Gather, from the listing beneath this task, every line holding the string "surface".

Items from a data source:
----

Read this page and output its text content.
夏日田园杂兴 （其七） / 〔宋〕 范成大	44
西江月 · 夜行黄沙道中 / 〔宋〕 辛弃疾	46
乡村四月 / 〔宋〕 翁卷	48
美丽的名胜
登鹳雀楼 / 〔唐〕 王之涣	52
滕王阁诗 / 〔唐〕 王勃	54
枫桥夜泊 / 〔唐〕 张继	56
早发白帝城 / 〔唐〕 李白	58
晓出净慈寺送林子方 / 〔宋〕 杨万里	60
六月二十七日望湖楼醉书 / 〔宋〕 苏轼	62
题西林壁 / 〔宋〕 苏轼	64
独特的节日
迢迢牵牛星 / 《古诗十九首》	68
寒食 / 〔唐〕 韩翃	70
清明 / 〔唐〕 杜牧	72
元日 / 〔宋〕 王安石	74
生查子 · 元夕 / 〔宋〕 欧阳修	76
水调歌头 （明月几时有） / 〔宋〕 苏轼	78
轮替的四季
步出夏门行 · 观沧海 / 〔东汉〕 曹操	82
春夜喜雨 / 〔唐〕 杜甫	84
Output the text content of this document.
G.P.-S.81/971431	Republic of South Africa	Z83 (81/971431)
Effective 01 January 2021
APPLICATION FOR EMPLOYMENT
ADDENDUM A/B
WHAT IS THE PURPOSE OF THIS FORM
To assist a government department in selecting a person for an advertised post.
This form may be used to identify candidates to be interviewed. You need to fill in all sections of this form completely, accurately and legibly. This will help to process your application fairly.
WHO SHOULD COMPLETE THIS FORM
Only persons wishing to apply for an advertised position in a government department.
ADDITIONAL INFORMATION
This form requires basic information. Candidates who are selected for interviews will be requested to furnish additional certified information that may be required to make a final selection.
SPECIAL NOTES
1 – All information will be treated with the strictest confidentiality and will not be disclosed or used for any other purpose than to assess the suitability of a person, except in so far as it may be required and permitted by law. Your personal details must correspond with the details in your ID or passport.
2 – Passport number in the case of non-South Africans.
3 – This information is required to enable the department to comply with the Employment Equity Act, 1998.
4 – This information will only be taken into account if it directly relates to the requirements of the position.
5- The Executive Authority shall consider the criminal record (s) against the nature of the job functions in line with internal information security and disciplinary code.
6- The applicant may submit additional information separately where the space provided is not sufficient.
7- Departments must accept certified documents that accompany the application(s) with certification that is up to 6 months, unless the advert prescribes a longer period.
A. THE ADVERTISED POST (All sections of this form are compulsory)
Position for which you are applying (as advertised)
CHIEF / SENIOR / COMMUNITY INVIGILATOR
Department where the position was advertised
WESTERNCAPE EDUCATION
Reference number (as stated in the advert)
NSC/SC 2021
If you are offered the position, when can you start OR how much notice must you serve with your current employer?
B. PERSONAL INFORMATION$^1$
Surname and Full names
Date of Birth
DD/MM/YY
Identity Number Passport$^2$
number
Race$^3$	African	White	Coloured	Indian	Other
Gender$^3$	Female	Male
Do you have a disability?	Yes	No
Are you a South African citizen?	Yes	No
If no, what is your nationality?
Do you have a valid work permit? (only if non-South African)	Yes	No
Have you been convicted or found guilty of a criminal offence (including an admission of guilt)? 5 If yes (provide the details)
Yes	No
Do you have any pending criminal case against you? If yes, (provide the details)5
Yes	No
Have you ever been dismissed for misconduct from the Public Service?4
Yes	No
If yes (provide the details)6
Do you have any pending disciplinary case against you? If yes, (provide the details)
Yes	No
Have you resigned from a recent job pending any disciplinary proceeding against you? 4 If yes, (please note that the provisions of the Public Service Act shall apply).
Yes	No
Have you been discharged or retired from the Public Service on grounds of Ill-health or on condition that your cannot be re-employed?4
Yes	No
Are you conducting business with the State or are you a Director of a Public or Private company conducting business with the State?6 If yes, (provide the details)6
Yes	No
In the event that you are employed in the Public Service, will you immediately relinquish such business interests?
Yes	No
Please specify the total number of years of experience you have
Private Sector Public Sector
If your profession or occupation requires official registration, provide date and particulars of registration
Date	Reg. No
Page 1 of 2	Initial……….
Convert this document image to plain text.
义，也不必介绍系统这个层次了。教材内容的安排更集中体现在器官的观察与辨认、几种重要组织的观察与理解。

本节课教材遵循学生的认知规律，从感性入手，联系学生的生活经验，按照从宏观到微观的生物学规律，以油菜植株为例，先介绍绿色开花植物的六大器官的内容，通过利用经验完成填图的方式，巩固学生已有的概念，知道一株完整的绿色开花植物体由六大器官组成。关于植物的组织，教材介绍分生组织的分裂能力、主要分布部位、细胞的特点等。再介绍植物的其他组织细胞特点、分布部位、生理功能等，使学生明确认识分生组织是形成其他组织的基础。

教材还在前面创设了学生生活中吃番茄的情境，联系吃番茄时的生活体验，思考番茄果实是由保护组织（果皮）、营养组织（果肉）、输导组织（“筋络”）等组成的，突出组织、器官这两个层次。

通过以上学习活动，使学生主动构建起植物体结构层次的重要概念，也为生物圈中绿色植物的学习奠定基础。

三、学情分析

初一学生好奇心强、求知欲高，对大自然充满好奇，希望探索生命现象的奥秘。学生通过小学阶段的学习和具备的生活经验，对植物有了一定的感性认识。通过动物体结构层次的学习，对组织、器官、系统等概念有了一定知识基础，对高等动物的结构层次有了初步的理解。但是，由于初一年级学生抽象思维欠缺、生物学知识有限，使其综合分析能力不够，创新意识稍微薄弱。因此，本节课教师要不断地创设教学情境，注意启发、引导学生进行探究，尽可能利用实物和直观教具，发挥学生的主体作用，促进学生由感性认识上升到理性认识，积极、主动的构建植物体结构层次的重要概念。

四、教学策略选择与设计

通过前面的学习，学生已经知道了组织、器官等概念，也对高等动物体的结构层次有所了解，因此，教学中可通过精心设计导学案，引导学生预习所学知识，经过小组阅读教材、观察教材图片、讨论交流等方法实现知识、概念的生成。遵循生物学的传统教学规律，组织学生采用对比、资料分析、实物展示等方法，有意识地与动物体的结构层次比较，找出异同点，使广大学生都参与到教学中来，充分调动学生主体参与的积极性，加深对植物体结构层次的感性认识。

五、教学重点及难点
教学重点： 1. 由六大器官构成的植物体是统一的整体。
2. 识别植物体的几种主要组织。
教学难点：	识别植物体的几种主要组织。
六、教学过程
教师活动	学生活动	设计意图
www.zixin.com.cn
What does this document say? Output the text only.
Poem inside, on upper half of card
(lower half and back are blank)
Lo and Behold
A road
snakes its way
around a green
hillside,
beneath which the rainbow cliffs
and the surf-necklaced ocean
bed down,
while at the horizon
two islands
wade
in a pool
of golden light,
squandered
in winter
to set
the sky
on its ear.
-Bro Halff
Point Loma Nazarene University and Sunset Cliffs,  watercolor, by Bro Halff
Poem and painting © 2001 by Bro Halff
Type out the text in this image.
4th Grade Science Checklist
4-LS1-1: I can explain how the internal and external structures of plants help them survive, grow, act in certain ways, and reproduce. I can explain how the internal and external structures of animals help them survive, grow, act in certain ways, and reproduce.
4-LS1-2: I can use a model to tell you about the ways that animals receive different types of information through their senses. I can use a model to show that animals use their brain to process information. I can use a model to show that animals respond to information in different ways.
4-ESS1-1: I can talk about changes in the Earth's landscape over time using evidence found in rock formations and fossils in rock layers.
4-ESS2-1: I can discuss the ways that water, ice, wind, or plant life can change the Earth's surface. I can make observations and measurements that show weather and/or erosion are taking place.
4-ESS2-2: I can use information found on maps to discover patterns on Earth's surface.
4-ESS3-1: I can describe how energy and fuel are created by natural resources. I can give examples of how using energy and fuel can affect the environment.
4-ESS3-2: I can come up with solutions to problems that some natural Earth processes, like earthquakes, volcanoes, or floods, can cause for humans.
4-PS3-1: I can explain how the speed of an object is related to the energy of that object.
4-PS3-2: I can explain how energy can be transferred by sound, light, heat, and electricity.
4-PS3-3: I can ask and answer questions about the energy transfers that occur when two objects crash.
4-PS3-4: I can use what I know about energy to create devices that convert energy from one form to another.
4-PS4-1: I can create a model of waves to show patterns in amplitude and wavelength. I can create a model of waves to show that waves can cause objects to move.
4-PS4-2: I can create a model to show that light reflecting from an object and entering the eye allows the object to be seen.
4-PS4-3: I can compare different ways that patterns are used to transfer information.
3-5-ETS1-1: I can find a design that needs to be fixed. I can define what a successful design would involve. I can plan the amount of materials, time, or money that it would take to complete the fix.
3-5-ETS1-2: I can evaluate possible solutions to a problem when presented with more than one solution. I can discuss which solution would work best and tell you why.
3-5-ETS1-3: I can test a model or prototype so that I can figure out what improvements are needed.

----

Worked answer:
4-ESS2-1: I can discuss the ways that water, ice, wind, or plant life can change the Earth's surface. I can make observations and measurements that show weather and/or erosion are taking place.
4-ESS2-2: I can use information found on maps to discover patterns on Earth's surface.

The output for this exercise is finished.